━━━━━ SOURCE MATERIAL
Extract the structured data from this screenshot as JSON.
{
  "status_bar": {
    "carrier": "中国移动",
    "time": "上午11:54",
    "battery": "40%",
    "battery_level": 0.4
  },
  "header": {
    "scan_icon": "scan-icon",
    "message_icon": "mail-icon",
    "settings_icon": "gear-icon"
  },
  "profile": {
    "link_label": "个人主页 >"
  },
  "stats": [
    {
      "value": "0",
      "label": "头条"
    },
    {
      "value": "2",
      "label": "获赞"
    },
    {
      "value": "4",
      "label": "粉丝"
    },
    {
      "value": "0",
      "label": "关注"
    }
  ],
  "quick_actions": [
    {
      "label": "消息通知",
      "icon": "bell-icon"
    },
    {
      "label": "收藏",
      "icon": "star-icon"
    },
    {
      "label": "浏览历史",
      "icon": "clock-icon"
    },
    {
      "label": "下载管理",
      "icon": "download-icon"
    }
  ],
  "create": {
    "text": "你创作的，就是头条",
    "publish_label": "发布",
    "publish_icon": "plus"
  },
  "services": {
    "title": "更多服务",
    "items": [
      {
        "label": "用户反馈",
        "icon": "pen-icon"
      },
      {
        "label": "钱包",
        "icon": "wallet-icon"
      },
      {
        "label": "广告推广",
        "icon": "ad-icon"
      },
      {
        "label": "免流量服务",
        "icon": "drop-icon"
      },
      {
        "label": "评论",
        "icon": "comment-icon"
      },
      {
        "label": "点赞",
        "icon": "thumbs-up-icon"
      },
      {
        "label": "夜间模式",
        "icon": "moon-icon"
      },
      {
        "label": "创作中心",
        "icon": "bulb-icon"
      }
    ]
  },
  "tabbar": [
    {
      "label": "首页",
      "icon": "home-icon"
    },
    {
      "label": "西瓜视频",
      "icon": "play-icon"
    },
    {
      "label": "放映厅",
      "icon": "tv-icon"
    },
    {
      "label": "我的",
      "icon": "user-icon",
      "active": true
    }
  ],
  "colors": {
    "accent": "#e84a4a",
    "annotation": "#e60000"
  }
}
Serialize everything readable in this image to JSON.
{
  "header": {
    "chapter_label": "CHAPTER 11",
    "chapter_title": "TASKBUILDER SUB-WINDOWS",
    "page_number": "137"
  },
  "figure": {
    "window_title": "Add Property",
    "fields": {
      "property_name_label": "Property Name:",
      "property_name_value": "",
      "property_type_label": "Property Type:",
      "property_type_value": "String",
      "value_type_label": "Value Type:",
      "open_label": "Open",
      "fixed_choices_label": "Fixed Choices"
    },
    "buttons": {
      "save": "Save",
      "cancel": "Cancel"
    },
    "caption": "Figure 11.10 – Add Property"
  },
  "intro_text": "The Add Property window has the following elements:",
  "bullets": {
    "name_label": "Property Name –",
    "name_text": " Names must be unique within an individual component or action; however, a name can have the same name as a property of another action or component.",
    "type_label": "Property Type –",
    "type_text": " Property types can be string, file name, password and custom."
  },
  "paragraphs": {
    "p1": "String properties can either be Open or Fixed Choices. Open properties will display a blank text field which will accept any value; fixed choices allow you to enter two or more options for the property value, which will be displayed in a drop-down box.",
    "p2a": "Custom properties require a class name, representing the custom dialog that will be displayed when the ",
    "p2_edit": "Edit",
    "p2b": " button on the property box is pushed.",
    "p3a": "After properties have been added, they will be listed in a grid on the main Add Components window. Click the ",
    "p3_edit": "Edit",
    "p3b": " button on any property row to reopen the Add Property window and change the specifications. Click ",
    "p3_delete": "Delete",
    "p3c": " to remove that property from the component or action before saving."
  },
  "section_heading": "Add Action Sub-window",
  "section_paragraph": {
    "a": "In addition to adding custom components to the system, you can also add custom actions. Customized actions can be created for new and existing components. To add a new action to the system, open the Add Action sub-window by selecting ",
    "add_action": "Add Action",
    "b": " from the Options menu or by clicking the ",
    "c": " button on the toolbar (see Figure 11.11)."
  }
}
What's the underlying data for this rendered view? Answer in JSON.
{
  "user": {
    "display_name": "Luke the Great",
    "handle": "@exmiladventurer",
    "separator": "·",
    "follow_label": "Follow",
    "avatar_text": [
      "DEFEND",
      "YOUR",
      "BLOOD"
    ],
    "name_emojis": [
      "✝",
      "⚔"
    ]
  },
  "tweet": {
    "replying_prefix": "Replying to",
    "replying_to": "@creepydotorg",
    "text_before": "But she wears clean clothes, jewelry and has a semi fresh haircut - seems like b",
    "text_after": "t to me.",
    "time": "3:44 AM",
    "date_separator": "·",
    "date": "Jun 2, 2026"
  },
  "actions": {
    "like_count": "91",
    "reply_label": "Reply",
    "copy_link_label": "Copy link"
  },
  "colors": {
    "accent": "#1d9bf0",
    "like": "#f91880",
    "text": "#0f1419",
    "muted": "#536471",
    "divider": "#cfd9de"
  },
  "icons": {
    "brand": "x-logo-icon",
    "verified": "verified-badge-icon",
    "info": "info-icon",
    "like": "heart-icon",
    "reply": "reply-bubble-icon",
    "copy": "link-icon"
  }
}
━━━━━━━━━━
Which lines in the listing above hold the word "JSON"? Show each of them.

▶ **CORRECT ANSWER**:
Extract the structured data from this screenshot as JSON.
Serialize everything readable in this image to JSON.
What's the underlying data for this rendered view? Answer in JSON.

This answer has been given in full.